Items from a dataset:

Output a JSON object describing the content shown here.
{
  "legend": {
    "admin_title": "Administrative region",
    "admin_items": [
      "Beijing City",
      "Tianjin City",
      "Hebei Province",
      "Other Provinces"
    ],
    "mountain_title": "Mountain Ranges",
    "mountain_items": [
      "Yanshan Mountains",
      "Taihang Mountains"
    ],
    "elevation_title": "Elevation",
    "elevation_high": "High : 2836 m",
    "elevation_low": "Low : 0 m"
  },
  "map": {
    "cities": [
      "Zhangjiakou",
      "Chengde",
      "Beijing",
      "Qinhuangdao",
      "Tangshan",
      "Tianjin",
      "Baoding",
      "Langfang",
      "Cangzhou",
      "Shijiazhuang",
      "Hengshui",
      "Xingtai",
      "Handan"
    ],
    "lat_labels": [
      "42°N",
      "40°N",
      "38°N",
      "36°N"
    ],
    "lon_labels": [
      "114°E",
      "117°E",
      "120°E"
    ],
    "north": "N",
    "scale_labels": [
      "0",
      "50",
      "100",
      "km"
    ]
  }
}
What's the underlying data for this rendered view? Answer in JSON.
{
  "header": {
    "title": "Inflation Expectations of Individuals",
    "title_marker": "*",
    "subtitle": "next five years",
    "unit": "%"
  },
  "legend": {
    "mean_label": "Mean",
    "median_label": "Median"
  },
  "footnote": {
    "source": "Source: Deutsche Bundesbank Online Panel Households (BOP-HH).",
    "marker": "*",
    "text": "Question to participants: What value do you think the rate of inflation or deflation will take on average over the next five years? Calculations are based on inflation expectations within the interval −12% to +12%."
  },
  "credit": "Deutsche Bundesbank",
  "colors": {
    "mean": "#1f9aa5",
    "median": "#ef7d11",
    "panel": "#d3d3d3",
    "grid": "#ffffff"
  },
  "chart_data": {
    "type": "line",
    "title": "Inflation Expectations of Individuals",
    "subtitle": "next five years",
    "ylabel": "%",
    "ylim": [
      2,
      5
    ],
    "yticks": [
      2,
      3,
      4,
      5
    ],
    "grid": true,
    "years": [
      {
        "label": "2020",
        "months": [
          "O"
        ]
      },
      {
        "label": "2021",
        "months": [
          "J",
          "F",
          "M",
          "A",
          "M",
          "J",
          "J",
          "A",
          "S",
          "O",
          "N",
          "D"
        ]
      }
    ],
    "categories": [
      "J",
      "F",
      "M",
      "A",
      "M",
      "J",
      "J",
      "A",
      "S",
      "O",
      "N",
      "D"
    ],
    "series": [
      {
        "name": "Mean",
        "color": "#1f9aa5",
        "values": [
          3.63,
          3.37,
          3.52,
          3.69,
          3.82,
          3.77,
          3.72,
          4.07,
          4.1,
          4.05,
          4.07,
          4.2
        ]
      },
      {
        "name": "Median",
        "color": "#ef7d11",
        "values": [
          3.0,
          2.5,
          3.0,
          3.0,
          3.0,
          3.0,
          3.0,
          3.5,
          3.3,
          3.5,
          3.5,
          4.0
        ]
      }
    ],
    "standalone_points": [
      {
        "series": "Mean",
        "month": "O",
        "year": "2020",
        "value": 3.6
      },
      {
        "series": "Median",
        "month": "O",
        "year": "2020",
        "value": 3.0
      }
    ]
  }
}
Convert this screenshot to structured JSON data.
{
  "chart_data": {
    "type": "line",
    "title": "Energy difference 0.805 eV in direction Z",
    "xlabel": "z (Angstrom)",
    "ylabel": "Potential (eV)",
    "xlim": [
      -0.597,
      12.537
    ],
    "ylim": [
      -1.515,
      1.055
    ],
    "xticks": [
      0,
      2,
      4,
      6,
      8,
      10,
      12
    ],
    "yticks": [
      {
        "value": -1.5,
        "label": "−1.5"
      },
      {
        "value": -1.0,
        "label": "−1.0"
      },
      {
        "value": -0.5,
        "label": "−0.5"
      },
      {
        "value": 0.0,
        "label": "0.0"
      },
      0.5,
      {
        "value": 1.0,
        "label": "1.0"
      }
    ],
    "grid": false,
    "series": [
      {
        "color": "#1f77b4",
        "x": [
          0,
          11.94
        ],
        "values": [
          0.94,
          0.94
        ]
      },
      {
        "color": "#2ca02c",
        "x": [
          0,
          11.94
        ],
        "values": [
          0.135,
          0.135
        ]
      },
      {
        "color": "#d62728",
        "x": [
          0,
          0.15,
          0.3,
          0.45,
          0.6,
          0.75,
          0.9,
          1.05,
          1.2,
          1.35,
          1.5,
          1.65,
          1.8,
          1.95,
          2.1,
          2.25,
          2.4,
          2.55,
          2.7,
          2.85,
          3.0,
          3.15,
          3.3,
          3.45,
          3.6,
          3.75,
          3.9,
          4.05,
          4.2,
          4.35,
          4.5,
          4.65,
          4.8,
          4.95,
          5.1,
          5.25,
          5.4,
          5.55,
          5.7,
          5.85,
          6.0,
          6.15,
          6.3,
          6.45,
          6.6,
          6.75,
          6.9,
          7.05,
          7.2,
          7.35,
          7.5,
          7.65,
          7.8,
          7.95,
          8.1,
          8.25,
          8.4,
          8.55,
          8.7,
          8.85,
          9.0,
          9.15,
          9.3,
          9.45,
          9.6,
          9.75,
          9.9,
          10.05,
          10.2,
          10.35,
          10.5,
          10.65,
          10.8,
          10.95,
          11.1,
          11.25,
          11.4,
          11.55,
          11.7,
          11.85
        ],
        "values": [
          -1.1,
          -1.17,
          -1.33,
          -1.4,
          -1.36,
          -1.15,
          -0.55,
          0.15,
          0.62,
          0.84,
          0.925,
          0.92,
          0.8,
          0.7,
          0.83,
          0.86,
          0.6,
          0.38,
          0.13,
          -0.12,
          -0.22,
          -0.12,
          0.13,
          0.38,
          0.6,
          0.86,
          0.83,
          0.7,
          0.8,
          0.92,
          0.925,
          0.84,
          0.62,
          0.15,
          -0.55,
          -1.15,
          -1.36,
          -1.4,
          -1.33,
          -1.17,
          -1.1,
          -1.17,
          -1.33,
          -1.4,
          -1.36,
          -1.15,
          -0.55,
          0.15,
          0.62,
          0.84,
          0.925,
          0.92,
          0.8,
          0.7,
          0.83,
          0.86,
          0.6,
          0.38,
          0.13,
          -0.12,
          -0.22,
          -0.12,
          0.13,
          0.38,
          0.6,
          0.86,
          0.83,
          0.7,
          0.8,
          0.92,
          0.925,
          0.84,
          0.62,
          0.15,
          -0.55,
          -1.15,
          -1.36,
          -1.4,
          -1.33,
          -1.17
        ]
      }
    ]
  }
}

Task goal >>
Look through the entries above and list every line containing "Deutsche".

Result of the exercise >>
    "source": "Source: Deutsche Bundesbank Online Panel Households (BOP-HH).",
  "credit": "Deutsche Bundesbank",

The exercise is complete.